** begin Material provided **

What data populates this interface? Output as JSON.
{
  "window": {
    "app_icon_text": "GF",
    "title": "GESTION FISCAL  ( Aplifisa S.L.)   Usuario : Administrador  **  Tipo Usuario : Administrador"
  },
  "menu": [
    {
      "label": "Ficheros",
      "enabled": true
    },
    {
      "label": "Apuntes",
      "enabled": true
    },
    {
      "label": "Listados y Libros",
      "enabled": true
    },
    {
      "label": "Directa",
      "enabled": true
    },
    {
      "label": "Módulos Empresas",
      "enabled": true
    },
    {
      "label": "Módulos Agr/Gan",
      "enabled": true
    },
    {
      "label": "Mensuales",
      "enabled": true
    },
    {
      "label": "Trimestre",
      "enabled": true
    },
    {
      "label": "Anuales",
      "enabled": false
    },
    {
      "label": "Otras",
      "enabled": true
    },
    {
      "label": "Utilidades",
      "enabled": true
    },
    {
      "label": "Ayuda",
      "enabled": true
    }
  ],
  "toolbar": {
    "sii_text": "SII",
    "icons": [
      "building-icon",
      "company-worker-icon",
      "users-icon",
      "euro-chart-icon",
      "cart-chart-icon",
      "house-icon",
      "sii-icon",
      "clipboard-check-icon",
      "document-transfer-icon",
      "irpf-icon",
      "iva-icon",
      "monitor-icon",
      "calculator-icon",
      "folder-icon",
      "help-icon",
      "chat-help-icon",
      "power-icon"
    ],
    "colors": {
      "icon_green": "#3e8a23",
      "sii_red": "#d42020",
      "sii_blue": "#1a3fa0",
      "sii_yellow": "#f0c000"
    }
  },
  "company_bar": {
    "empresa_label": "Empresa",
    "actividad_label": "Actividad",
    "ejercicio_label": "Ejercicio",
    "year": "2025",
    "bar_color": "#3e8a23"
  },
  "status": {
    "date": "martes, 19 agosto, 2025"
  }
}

** end Material provided **

Exercise
Transcribe each entry precisely, missing none.

Answer for the task
What data populates this interface? Output as JSON.
{
  "window": {
    "app_icon_text": "GF",
    "title": "GESTION FISCAL  ( Aplifisa S.L.)   Usuario : Administrador  **  Tipo Usuario : Administrador"
  },
  "menu": [
    {
      "label": "Ficheros",
      "enabled": true
    },
    {
      "label": "Apuntes",
      "enabled": true
    },
    {
      "label": "Listados y Libros",
      "enabled": true
    },
    {
      "label": "Directa",
      "enabled": true
    },
    {
      "label": "Módulos Empresas",
      "enabled": true
    },
    {
      "label": "Módulos Agr/Gan",
      "enabled": true
    },
    {
      "label": "Mensuales",
      "enabled": true
    },
    {
      "label": "Trimestre",
      "enabled": true
    },
    {
      "label": "Anuales",
      "enabled": false
    },
    {
      "label": "Otras",
      "enabled": true
    },
    {
      "label": "Utilidades",
      "enabled": true
    },
    {
      "label": "Ayuda",
      "enabled": true
    }
  ],
  "toolbar": {
    "sii_text": "SII",
    "icons": [
      "building-icon",
      "company-worker-icon",
      "users-icon",
      "euro-chart-icon",
      "cart-chart-icon",
      "house-icon",
      "sii-icon",
      "clipboard-check-icon",
      "document-transfer-icon",
      "irpf-icon",
      "iva-icon",
      "monitor-icon",
      "calculator-icon",
      "folder-icon",
      "help-icon",
      "chat-help-icon",
      "power-icon"
    ],
    "colors": {
      "icon_green": "#3e8a23",
      "sii_red": "#d42020",
      "sii_blue": "#1a3fa0",
      "sii_yellow": "#f0c000"
    }
  },
  "company_bar": {
    "empresa_label": "Empresa",
    "actividad_label": "Actividad",
    "ejercicio_label": "Ejercicio",
    "year": "2025",
    "bar_color": "#3e8a23"
  },
  "status": {
    "date": "martes, 19 agosto, 2025"
  }
}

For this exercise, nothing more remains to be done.